Aim of the exercise -
Can you retype every line of the entries below without changing anything, leaving out the pictures?

[Listings of boxed layout items]

···

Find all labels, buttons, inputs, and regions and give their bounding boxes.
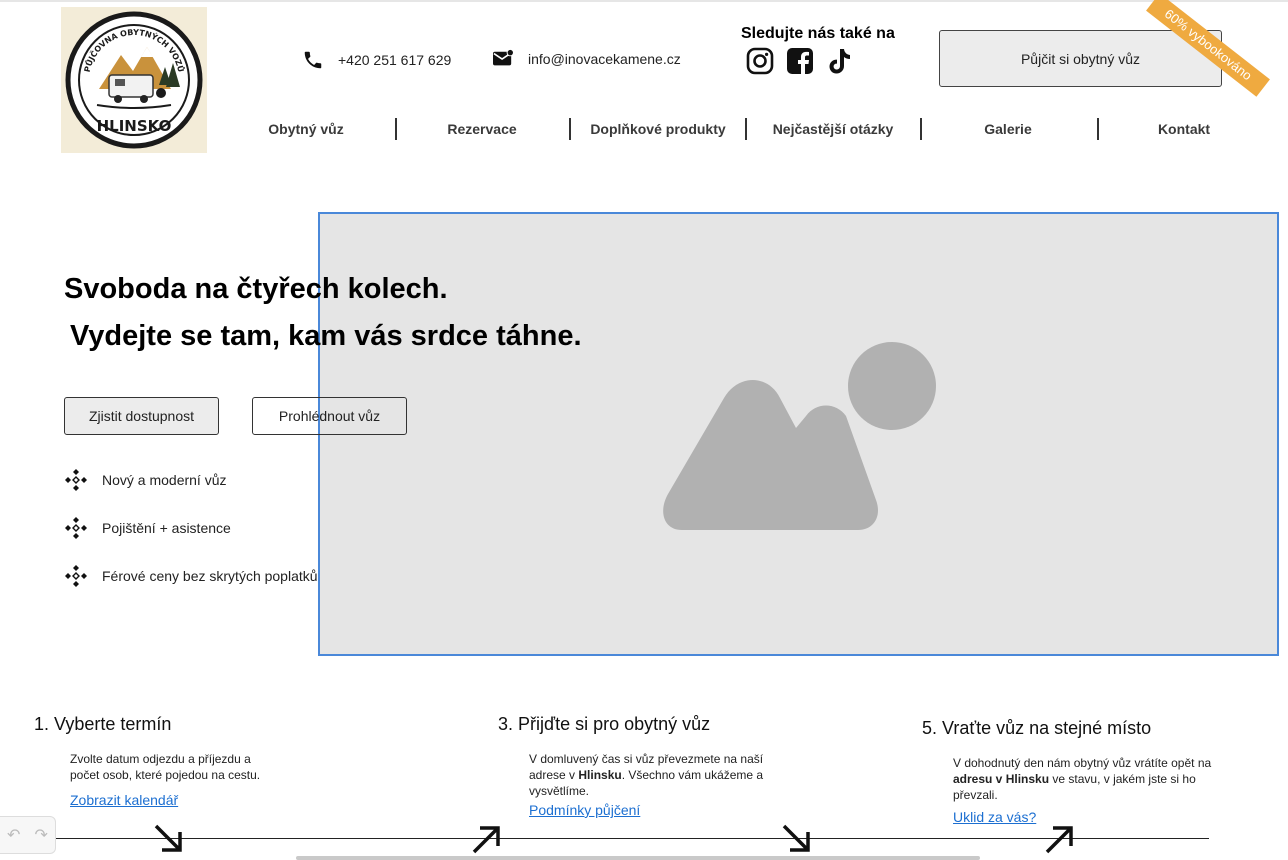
- nav-item-obytny-vuz[interactable]: Obytný vůz: [218, 118, 394, 140]
- nav-item-galerie[interactable]: Galerie: [920, 118, 1096, 140]
- top-border: [0, 0, 1288, 2]
- phone-contact[interactable]: +420 251 617 629: [302, 49, 451, 71]
- email-address[interactable]: info@inovacekamene.cz: [528, 51, 681, 67]
- logo-bottom-text: HLINSKO: [97, 117, 172, 135]
- image-placeholder-icon: [663, 342, 936, 530]
- step-1-text: Zvolte datum odjezdu a příjezdu a počet …: [70, 752, 261, 782]
- feature-item: Férové ceny bez skrytých poplatků: [64, 564, 318, 588]
- step-1-title: 1. Vyberte termín: [34, 714, 172, 734]
- social-heading: Sledujte nás také na: [741, 25, 895, 42]
- feature-label: Nový a moderní vůz: [102, 472, 227, 488]
- phone-icon: [304, 51, 322, 69]
- diamond-bullet-icon: [65, 469, 87, 491]
- arrow-up-right-icon: [1045, 826, 1073, 854]
- arrow-down-right-icon: [154, 824, 182, 852]
- email-contact[interactable]: info@inovacekamene.cz: [492, 49, 681, 69]
- facebook-icon[interactable]: [784, 45, 816, 77]
- cleaning-link[interactable]: Uklid za vás?: [953, 809, 1036, 825]
- redo-icon[interactable]: ↷: [35, 825, 48, 845]
- hero-title-line2: Vydejte se tam, kam vás srdce táhne.: [70, 320, 582, 352]
- logo[interactable]: PŮJČOVNA OBYTNÝCH VOZŮ HLINSKO: [61, 7, 207, 153]
- horizontal-scrollbar[interactable]: [296, 856, 980, 860]
- timeline-line: [55, 838, 1209, 839]
- step-5-title: 5. Vraťte vůz na stejné místo: [922, 718, 1152, 738]
- feature-item: Nový a moderní vůz: [64, 468, 227, 492]
- arrow-down-right-icon: [782, 824, 810, 852]
- phone-number[interactable]: +420 251 617 629: [338, 52, 451, 68]
- show-calendar-link[interactable]: Zobrazit kalendář: [70, 792, 178, 808]
- hero-title-line1: Svoboda na čtyřech kolech.: [64, 273, 448, 305]
- undo-icon[interactable]: ↶: [7, 825, 20, 845]
- booking-ribbon: 60% vybookováno: [1146, 0, 1270, 97]
- hero-image-placeholder[interactable]: [318, 212, 1279, 656]
- booking-ribbon-wrapper: 60% vybookováno: [1116, 0, 1288, 100]
- arrow-up-right-icon: [472, 826, 500, 854]
- step-5-text-before: V dohodnutý den nám obytný vůz vrátíte o…: [953, 756, 1212, 770]
- step-5-text: V dohodnutý den nám obytný vůz vrátíte o…: [953, 755, 1215, 803]
- feature-item: Pojištění + asistence: [64, 516, 231, 540]
- nav-item-kontakt[interactable]: Kontakt: [1096, 118, 1272, 140]
- feature-label: Pojištění + asistence: [102, 520, 231, 536]
- undo-redo-toolbar: ↶ ↷: [0, 816, 56, 854]
- step-3-title: 3. Přijďte si pro obytný vůz: [498, 714, 711, 734]
- mail-icon: [493, 49, 514, 66]
- step-3-text-bold: Hlinsku: [578, 768, 622, 782]
- instagram-icon[interactable]: [744, 45, 776, 77]
- step-5-text-bold: adresu v Hlinsku: [953, 772, 1050, 786]
- view-camper-button[interactable]: Prohlédnout vůz: [252, 397, 407, 435]
- step-3-text: V domluvený čas si vůz převezmete na naš…: [529, 751, 769, 799]
- main-nav: Obytný vůz Rezervace Doplňkové produkty …: [218, 118, 1272, 142]
- diamond-bullet-icon: [65, 517, 87, 539]
- tiktok-icon[interactable]: [824, 45, 856, 77]
- check-availability-button[interactable]: Zjistit dostupnost: [64, 397, 219, 435]
- diamond-bullet-icon: [65, 565, 87, 587]
- feature-label: Férové ceny bez skrytých poplatků: [102, 568, 318, 584]
- nav-item-faq[interactable]: Nejčastější otázky: [745, 118, 921, 140]
- rental-terms-link[interactable]: Podmínky půjčení: [529, 802, 640, 818]
- nav-item-rezervace[interactable]: Rezervace: [394, 118, 570, 140]
- nav-item-doplnkove-produkty[interactable]: Doplňkové produkty: [570, 118, 746, 140]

···

Final result -
Find all labels, buttons, inputs, and regions and give their bounding boxes.
- nav-item-obytny-vuz[interactable]: Obytný vůz: [218, 118, 394, 140]
- nav-item-galerie[interactable]: Galerie: [920, 118, 1096, 140]
- top-border: [0, 0, 1288, 2]
- phone-contact[interactable]: +420 251 617 629: [302, 49, 451, 71]
- email-address[interactable]: info@inovacekamene.cz: [528, 51, 681, 67]
- logo-bottom-text: HLINSKO: [97, 117, 172, 135]
- image-placeholder-icon: [663, 342, 936, 530]
- step-1-text: Zvolte datum odjezdu a příjezdu a počet …: [70, 752, 261, 782]
- feature-item: Férové ceny bez skrytých poplatků: [64, 564, 318, 588]
- step-1-title: 1. Vyberte termín: [34, 714, 172, 734]
- social-heading: Sledujte nás také na: [741, 25, 895, 42]
- feature-label: Nový a moderní vůz: [102, 472, 227, 488]
- phone-icon: [304, 51, 322, 69]
- diamond-bullet-icon: [65, 469, 87, 491]
- arrow-up-right-icon: [1045, 826, 1073, 854]
- arrow-down-right-icon: [154, 824, 182, 852]
- email-contact[interactable]: info@inovacekamene.cz: [492, 49, 681, 69]
- facebook-icon[interactable]: [784, 45, 816, 77]
- cleaning-link[interactable]: Uklid za vás?: [953, 809, 1036, 825]
- redo-icon[interactable]: ↷: [35, 825, 48, 845]
- hero-title-line2: Vydejte se tam, kam vás srdce táhne.: [70, 320, 582, 352]
- logo[interactable]: PŮJČOVNA OBYTNÝCH VOZŮ HLINSKO: [61, 7, 207, 153]
- horizontal-scrollbar[interactable]: [296, 856, 980, 860]
- timeline-line: [55, 838, 1209, 839]
- step-5-title: 5. Vraťte vůz na stejné místo: [922, 718, 1152, 738]
- feature-item: Nový a moderní vůz: [64, 468, 227, 492]
- arrow-down-right-icon: [782, 824, 810, 852]
- phone-number[interactable]: +420 251 617 629: [338, 52, 451, 68]
- show-calendar-link[interactable]: Zobrazit kalendář: [70, 792, 178, 808]
- hero-title-line1: Svoboda na čtyřech kolech.: [64, 273, 448, 305]
- undo-icon[interactable]: ↶: [7, 825, 20, 845]
- booking-ribbon: 60% vybookováno: [1146, 0, 1270, 97]
- hero-image-placeholder[interactable]: [318, 212, 1279, 656]
- booking-ribbon-wrapper: 60% vybookováno: [1116, 0, 1288, 100]
- arrow-up-right-icon: [472, 826, 500, 854]
- step-5-text-before: V dohodnutý den nám obytný vůz vrátíte o…: [953, 756, 1212, 770]
- step-5-text: V dohodnutý den nám obytný vůz vrátíte o…: [953, 755, 1215, 803]
- feature-item: Pojištění + asistence: [64, 516, 231, 540]
- nav-item-kontakt[interactable]: Kontakt: [1096, 118, 1272, 140]
- feature-label: Pojištění + asistence: [102, 520, 231, 536]
- undo-redo-toolbar: ↶ ↷: [0, 816, 56, 854]
- step-3-title: 3. Přijďte si pro obytný vůz: [498, 714, 711, 734]
- mail-icon: [493, 49, 514, 66]
- step-3-text-bold: Hlinsku: [578, 768, 622, 782]
- instagram-icon[interactable]: [744, 45, 776, 77]
- step-5-text-bold: adresu v Hlinsku: [953, 772, 1050, 786]
- view-camper-button[interactable]: Prohlédnout vůz: [252, 397, 407, 435]
- step-3-text: V domluvený čas si vůz převezmete na naš…: [529, 751, 769, 799]
- main-nav: Obytný vůz Rezervace Doplňkové produkty …: [218, 118, 1272, 142]
- diamond-bullet-icon: [65, 517, 87, 539]
- tiktok-icon[interactable]: [824, 45, 856, 77]
- check-availability-button[interactable]: Zjistit dostupnost: [64, 397, 219, 435]
- diamond-bullet-icon: [65, 565, 87, 587]
- feature-label: Férové ceny bez skrytých poplatků: [102, 568, 318, 584]
- nav-item-faq[interactable]: Nejčastější otázky: [745, 118, 921, 140]
- rental-terms-link[interactable]: Podmínky půjčení: [529, 802, 640, 818]
- nav-item-rezervace[interactable]: Rezervace: [394, 118, 570, 140]
- nav-item-doplnkove-produkty[interactable]: Doplňkové produkty: [570, 118, 746, 140]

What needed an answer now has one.